» **What the task asks**
Where does the string "système" appear in the records? Copy every line that contains it.

___ Input data ___

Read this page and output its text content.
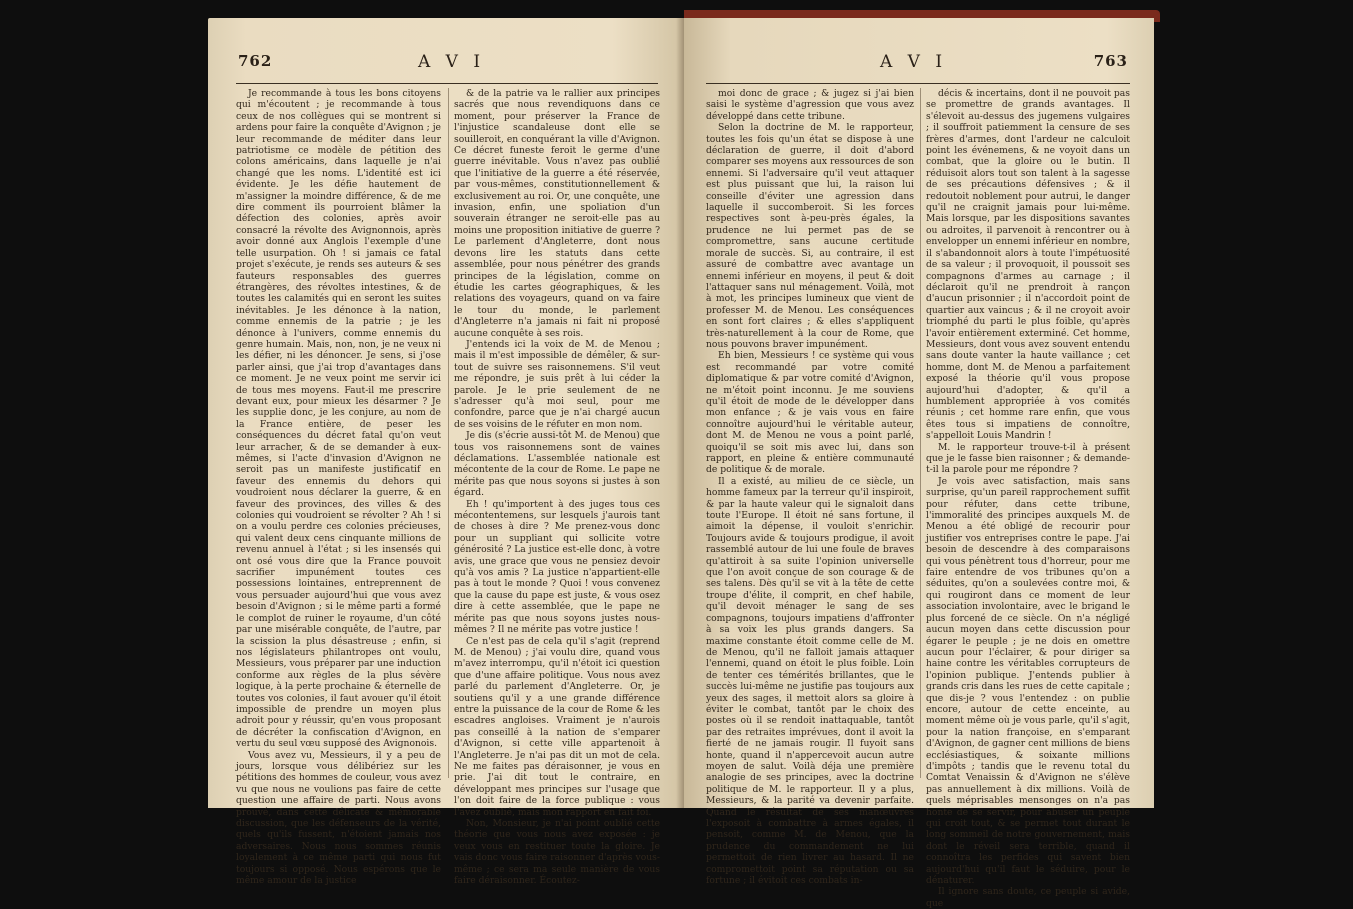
762	A V I

Je recommande à tous les bons citoyens qui m'écoutent ; je recommande à tous ceux de nos collègues qui se montrent si ardens pour faire la conquête d'Avignon ; je leur recommande de méditer dans leur patriotisme ce modèle de pétition des colons américains, dans laquelle je n'ai changé que les noms. L'identité est ici évidente. Je les défie hautement de m'assigner la moindre différence, & de me dire comment ils pourroient blâmer la défection des colonies, après avoir consacré la révolte des Avignonnois, après avoir donné aux Anglois l'exemple d'une telle usurpation. Oh ! si jamais ce fatal projet s'exécute, je rends ses auteurs & ses fauteurs responsables des guerres étrangères, des révoltes intestines, & de toutes les calamités qui en seront les suites inévitables. Je les dénonce à la nation, comme ennemis de la patrie ; je les dénonce à l'univers, comme ennemis du genre humain. Mais, non, non, je ne veux ni les défier, ni les dénoncer. Je sens, si j'ose parler ainsi, que j'ai trop d'avantages dans ce moment. Je ne veux point me servir ici de tous mes moyens. Faut-il me prescrire devant eux, pour mieux les désarmer ? Je les supplie donc, je les conjure, au nom de la France entière, de peser les conséquences du décret fatal qu'on veut leur arracher, & de se demander à eux-mêmes, si l'acte d'invasion d'Avignon ne seroit pas un manifeste justificatif en faveur des ennemis du dehors qui voudroient nous déclarer la guerre, & en faveur des provinces, des villes & des colonies qui voudroient se révolter ? Ah ! si on a voulu perdre ces colonies précieuses, qui valent deux cens cinquante millions de revenu annuel à l'état ; si les insensés qui ont osé vous dire que la France pouvoit sacrifier impunément toutes ces possessions lointaines, entreprennent de vous persuader aujourd'hui que vous avez besoin d'Avignon ; si le même parti a formé le complot de ruiner le royaume, d'un côté par une misérable conquête, de l'autre, par la scission la plus désastreuse ; enfin, si nos législateurs philantropes ont voulu, Messieurs, vous préparer par une induction conforme aux règles de la plus sévère logique, à la perte prochaine & éternelle de toutes vos colonies, il faut avouer qu'il étoit impossible de prendre un moyen plus adroit pour y réussir, qu'en vous proposant de décréter la confiscation d'Avignon, en vertu du seul vœu supposé des Avignonois.

Vous avez vu, Messieurs, il y a peu de jours, lorsque vous délibériez sur les pétitions des hommes de couleur, vous avez vu que nous ne voulions pas faire de cette question une affaire de parti. Nous avons prouvé, dans cette délicate & mémorable discussion, que les défenseurs de la vérité, quels qu'ils fussent, n'étoient jamais nos adversaires. Nous nous sommes réunis loyalement à ce même parti qui nous fut toujours si opposé. Nous espérons que le même amour de la justice

& de la patrie va le rallier aux principes sacrés que nous revendiquons dans ce moment, pour préserver la France de l'injustice scandaleuse dont elle se souilleroit, en conquérant la ville d'Avignon. Ce décret funeste feroit le germe d'une guerre inévitable. Vous n'avez pas oublié que l'initiative de la guerre a été réservée, par vous-mêmes, constitutionnellement & exclusivement au roi. Or, une conquête, une invasion, enfin, une spoliation d'un souverain étranger ne seroit-elle pas au moins une proposition initiative de guerre ? Le parlement d'Angleterre, dont nous devons lire les statuts dans cette assemblée, pour nous pénétrer des grands principes de la législation, comme on étudie les cartes géographiques, & les relations des voyageurs, quand on va faire le tour du monde, le parlement d'Angleterre n'a jamais ni fait ni proposé aucune conquête à ses rois.

J'entends ici la voix de M. de Menou ; mais il m'est impossible de démêler, & sur-tout de suivre ses raisonnemens. S'il veut me répondre, je suis prêt à lui céder la parole. Je le prie seulement de ne s'adresser qu'à moi seul, pour me confondre, parce que je n'ai chargé aucun de ses voisins de le réfuter en mon nom.

Je dis (s'écrie aussi-tôt M. de Menou) que tous vos raisonnemens sont de vaines déclamations. L'assemblée nationale est mécontente de la cour de Rome. Le pape ne mérite pas que nous soyons si justes à son égard.

Eh ! qu'importent à des juges tous ces mécontentemens, sur lesquels j'aurois tant de choses à dire ? Me prenez-vous donc pour un suppliant qui sollicite votre générosité ? La justice est-elle donc, à votre avis, une grace que vous ne pensiez devoir qu'à vos amis ? La justice n'appartient-elle pas à tout le monde ? Quoi ! vous convenez que la cause du pape est juste, & vous osez dire à cette assemblée, que le pape ne mérite pas que nous soyons justes nous-mêmes ? Il ne mérite pas votre justice !

Ce n'est pas de cela qu'il s'agit (reprend M. de Menou) ; j'ai voulu dire, quand vous m'avez interrompu, qu'il n'étoit ici question que d'une affaire politique. Vous nous avez parlé du parlement d'Angleterre. Or, je soutiens qu'il y a une grande différence entre la puissance de la cour de Rome & les escadres angloises. Vraiment je n'aurois pas conseillé à la nation de s'emparer d'Avignon, si cette ville appartenoit à l'Angleterre. Je n'ai pas dit un mot de cela. Ne me faites pas déraisonner, je vous en prie. J'ai dit tout le contraire, en développant mes principes sur l'usage que l'on doit faire de la force publique : vous l'avez oublié, mais mon rapport en fait foi.

Non, Monsieur, je n'ai point oublié cette théorie que vous nous avez exposée : je veux vous en restituer toute la gloire. Je vais donc vous faire raisonner d'après vous-même ; ce sera ma seule manière de vous faire déraisonner. Écoutez-

A V I	763

moi donc de grace ; & jugez si j'ai bien saisi le système d'agression que vous avez développé dans cette tribune.

Selon la doctrine de M. le rapporteur, toutes les fois qu'un état se dispose à une déclaration de guerre, il doit d'abord comparer ses moyens aux ressources de son ennemi. Si l'adversaire qu'il veut attaquer est plus puissant que lui, la raison lui conseille d'éviter une agression dans laquelle il succomberoit. Si les forces respectives sont à-peu-près égales, la prudence ne lui permet pas de se compromettre, sans aucune certitude morale de succès. Si, au contraire, il est assuré de combattre avec avantage un ennemi inférieur en moyens, il peut & doit l'attaquer sans nul ménagement. Voilà, mot à mot, les principes lumineux que vient de professer M. de Menou. Les conséquences en sont fort claires ; & elles s'appliquent très-naturellement à la cour de Rome, que nous pouvons braver impunément.

Eh bien, Messieurs ! ce système qui vous est recommandé par votre comité diplomatique & par votre comité d'Avignon, ne m'étoit point inconnu. Je me souviens qu'il étoit de mode de le développer dans mon enfance ; & je vais vous en faire connoître aujourd'hui le véritable auteur, dont M. de Menou ne vous a point parlé, quoiqu'il se soit mis avec lui, dans son rapport, en pleine & entière communauté de politique & de morale.

Il a existé, au milieu de ce siècle, un homme fameux par la terreur qu'il inspiroit, & par la haute valeur qui le signaloit dans toute l'Europe. Il étoit né sans fortune, il aimoit la dépense, il vouloit s'enrichir. Toujours avide & toujours prodigue, il avoit rassemblé autour de lui une foule de braves qu'attiroit à sa suite l'opinion universelle que l'on avoit conçue de son courage & de ses talens. Dès qu'il se vit à la tête de cette troupe d'élite, il comprit, en chef habile, qu'il devoit ménager le sang de ses compagnons, toujours impatiens d'affronter à sa voix les plus grands dangers. Sa maxime constante étoit comme celle de M. de Menou, qu'il ne falloit jamais attaquer l'ennemi, quand on étoit le plus foible. Loin de tenter ces témérités brillantes, que le succès lui-même ne justifie pas toujours aux yeux des sages, il mettoit alors sa gloire à éviter le combat, tantôt par le choix des postes où il se rendoit inattaquable, tantôt par des retraites imprévues, dont il avoit la fierté de ne jamais rougir. Il fuyoit sans honte, quand il n'appercevoit aucun autre moyen de salut. Voilà déja une première analogie de ses principes, avec la doctrine politique de M. le rapporteur. Il y a plus, Messieurs, & la parité va devenir parfaite. Quand le résultat de ses manœuvres l'exposoit à combattre à armes égales, il pensoit, comme M. de Menou, que la prudence du commandement ne lui permettoit de rien livrer au hasard. Il ne compromettoit point sa réputation ou sa fortune ; il évitoit ces combats in-

décis & incertains, dont il ne pouvoit pas se promettre de grands avantages. Il s'élevoit au-dessus des jugemens vulgaires ; il souffroit patiemment la censure de ses frères d'armes, dont l'ardeur ne calculoit point les événemens, & ne voyoit dans un combat, que la gloire ou le butin. Il réduisoit alors tout son talent à la sagesse de ses précautions défensives ; & il redoutoit noblement pour autrui, le danger qu'il ne craignit jamais pour lui-même. Mais lorsque, par les dispositions savantes ou adroites, il parvenoit à rencontrer ou à envelopper un ennemi inférieur en nombre, il s'abandonnoit alors à toute l'impétuosité de sa valeur ; il provoquoit, il poussoit ses compagnons d'armes au carnage ; il déclaroit qu'il ne prendroit à rançon d'aucun prisonnier ; il n'accordoit point de quartier aux vaincus ; & il ne croyoit avoir triomphé du parti le plus foible, qu'après l'avoir entièrement exterminé. Cet homme, Messieurs, dont vous avez souvent entendu sans doute vanter la haute vaillance ; cet homme, dont M. de Menou a parfaitement exposé la théorie qu'il vous propose aujourd'hui d'adopter, & qu'il a humblement appropriée à vos comités réunis ; cet homme rare enfin, que vous êtes tous si impatiens de connoître, s'appelloit Louis Mandrin !

M. le rapporteur trouve-t-il à présent que je le fasse bien raisonner ; & demande-t-il la parole pour me répondre ?

Je vois avec satisfaction, mais sans surprise, qu'un pareil rapprochement suffit pour réfuter, dans cette tribune, l'immoralité des principes auxquels M. de Menou a été obligé de recourir pour justifier vos entreprises contre le pape. J'ai besoin de descendre à des comparaisons qui vous pénètrent tous d'horreur, pour me faire entendre de vos tribunes qu'on a séduites, qu'on a soulevées contre moi, & qui rougiront dans ce moment de leur association involontaire, avec le brigand le plus forcené de ce siècle. On n'a négligé aucun moyen dans cette discussion pour égarer le peuple ; je ne dois en omettre aucun pour l'éclairer, & pour diriger sa haine contre les véritables corrupteurs de l'opinion publique. J'entends publier à grands cris dans les rues de cette capitale ; que dis-je ? vous l'entendez : on publie encore, autour de cette enceinte, au moment même où je vous parle, qu'il s'agit, pour la nation françoise, en s'emparant d'Avignon, de gagner cent millions de biens ecclésiastiques, & soixante millions d'impôts ; tandis que le revenu total du Comtat Venaissin & d'Avignon ne s'élève pas annuellement à dix millions. Voilà de quels méprisables mensonges on n'a pas honte de se servir, pour abuser un peuple qui croit tout, & se permet tout durant le long sommeil de notre gouvernement, mais dont le réveil sera terrible, quand il connoîtra les perfides qui savent bien aujourd'hui qu'il faut le séduire, pour le dénaturer.

Il ignore sans doute, ce peuple si avide, que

___

» **Task answer**
moi donc de grace ; & jugez si j'ai bien saisi le système d'agression que vous avez développé dans cette tribune.
Eh bien, Messieurs ! ce système qui vous est recommandé par votre comité diplomatique & par votre comité d'Avignon, ne m'étoit point inconnu. Je me souviens qu'il étoit de mode de le développer dans mon enfance ; & je vais vous en faire connoître aujourd'hui le véritable auteur, dont M. de Menou ne vous a point parlé, quoiqu'il se soit mis avec lui, dans son rapport, en pleine & entière communauté de politique & de morale.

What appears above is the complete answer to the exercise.